[Set task] Set down all of the data that follows word for word, without the images.

====== Data lines

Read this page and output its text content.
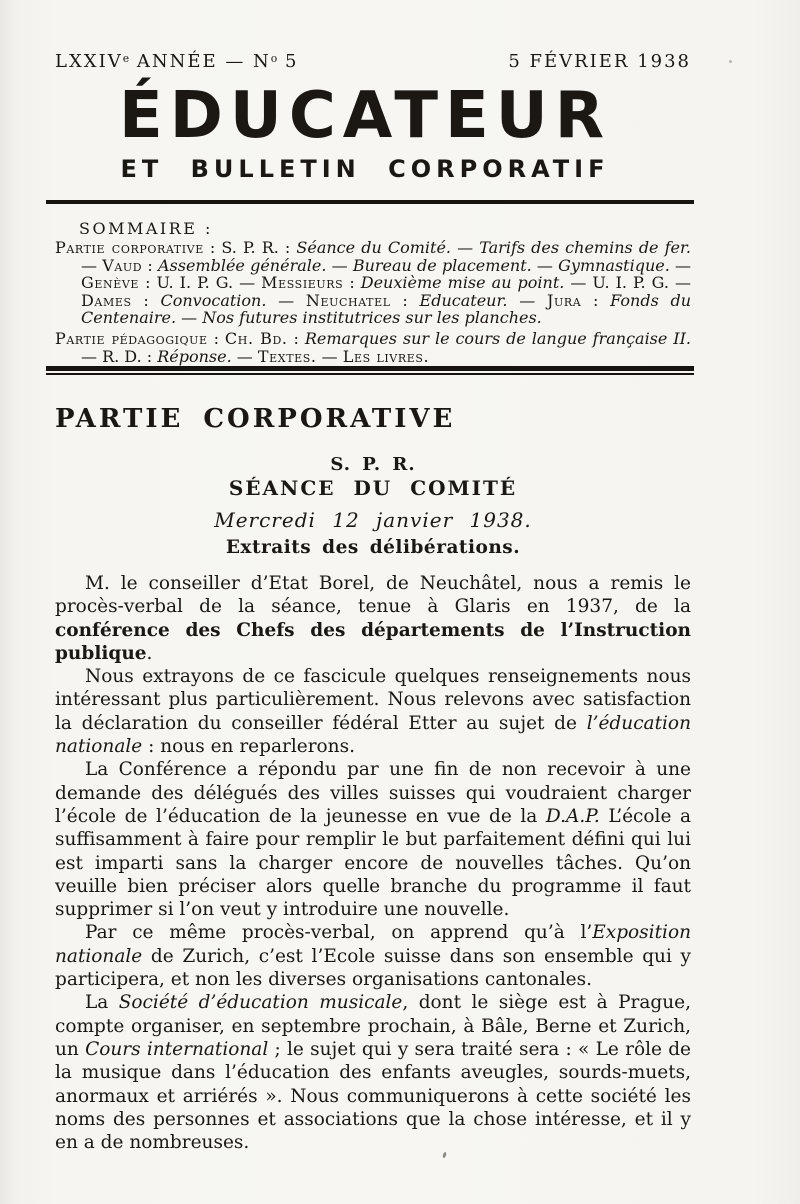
LXXIVe ANNÉE — $N^o$ 5	5 FÉVRIER 1938
ÉDUCATEUR
ET BULLETIN CORPORATIF
SOMMAIRE :
Partie corporative : S. P. R. : Séance du Comité. — Tarifs des chemins de fer. — Vaud : Assemblée générale. — Bureau de placement. — Gymnastique. — Genève : U. I. P. G. — Messieurs : Deuxième mise au point. — U. I. P. G. — Dames : Convocation. — Neuchatel : Educateur. — Jura : Fonds du Centenaire. — Nos futures institutrices sur les planches.
Partie pédagogique : Ch. Bd. : Remarques sur le cours de langue française II. — R. D. : Réponse. — Textes. — Les livres.
PARTIE CORPORATIVE
S. P. R.
SÉANCE DU COMITÉ
Mercredi 12 janvier 1938.
Extraits des délibérations.
M. le conseiller d’Etat Borel, de Neuchâtel, nous a remis le procès-verbal de la séance, tenue à Glaris en 1937, de la conférence des Chefs des départements de l’Instruction publique.
Nous extrayons de ce fascicule quelques renseignements nous intéressant plus particulièrement. Nous relevons avec satisfaction la déclaration du conseiller fédéral Etter au sujet de l’éducation nationale : nous en reparlerons.
La Conférence a répondu par une fin de non recevoir à une demande des délégués des villes suisses qui voudraient charger l’école de l’éducation de la jeunesse en vue de la D.A.P. L’école a suffisamment à faire pour remplir le but parfaitement défini qui lui est imparti sans la charger encore de nouvelles tâches. Qu’on veuille bien préciser alors quelle branche du programme il faut supprimer si l’on veut y introduire une nouvelle.
Par ce même procès-verbal, on apprend qu’à l’Exposition nationale de Zurich, c’est l’Ecole suisse dans son ensemble qui y participera, et non les diverses organisations cantonales.
La Société d’éducation musicale, dont le siège est à Prague, compte organiser, en septembre prochain, à Bâle, Berne et Zurich, un Cours international ; le sujet qui y sera traité sera : « Le rôle de la musique dans l’éducation des enfants aveugles, sourds-muets, anormaux et arriérés ». Nous communiquerons à cette société les noms des personnes et associations que la chose intéresse, et il y en a de nombreuses.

============

[Solution to this task]
Read this page and output its text content.
LXXIVe ANNÉE — $N^o$ 5	5 FÉVRIER 1938
ÉDUCATEUR
ET BULLETIN CORPORATIF
SOMMAIRE :
Partie corporative : S. P. R. : Séance du Comité. — Tarifs des chemins de fer. — Vaud : Assemblée générale. — Bureau de placement. — Gymnastique. — Genève : U. I. P. G. — Messieurs : Deuxième mise au point. — U. I. P. G. — Dames : Convocation. — Neuchatel : Educateur. — Jura : Fonds du Centenaire. — Nos futures institutrices sur les planches.
Partie pédagogique : Ch. Bd. : Remarques sur le cours de langue française II. — R. D. : Réponse. — Textes. — Les livres.
PARTIE CORPORATIVE
S. P. R.
SÉANCE DU COMITÉ
Mercredi 12 janvier 1938.
Extraits des délibérations.
M. le conseiller d’Etat Borel, de Neuchâtel, nous a remis le procès-verbal de la séance, tenue à Glaris en 1937, de la conférence des Chefs des départements de l’Instruction publique.
Nous extrayons de ce fascicule quelques renseignements nous intéressant plus particulièrement. Nous relevons avec satisfaction la déclaration du conseiller fédéral Etter au sujet de l’éducation nationale : nous en reparlerons.
La Conférence a répondu par une fin de non recevoir à une demande des délégués des villes suisses qui voudraient charger l’école de l’éducation de la jeunesse en vue de la D.A.P. L’école a suffisamment à faire pour remplir le but parfaitement défini qui lui est imparti sans la charger encore de nouvelles tâches. Qu’on veuille bien préciser alors quelle branche du programme il faut supprimer si l’on veut y introduire une nouvelle.
Par ce même procès-verbal, on apprend qu’à l’Exposition nationale de Zurich, c’est l’Ecole suisse dans son ensemble qui y participera, et non les diverses organisations cantonales.
La Société d’éducation musicale, dont le siège est à Prague, compte organiser, en septembre prochain, à Bâle, Berne et Zurich, un Cours international ; le sujet qui y sera traité sera : « Le rôle de la musique dans l’éducation des enfants aveugles, sourds-muets, anormaux et arriérés ». Nous communiquerons à cette société les noms des personnes et associations que la chose intéresse, et il y en a de nombreuses.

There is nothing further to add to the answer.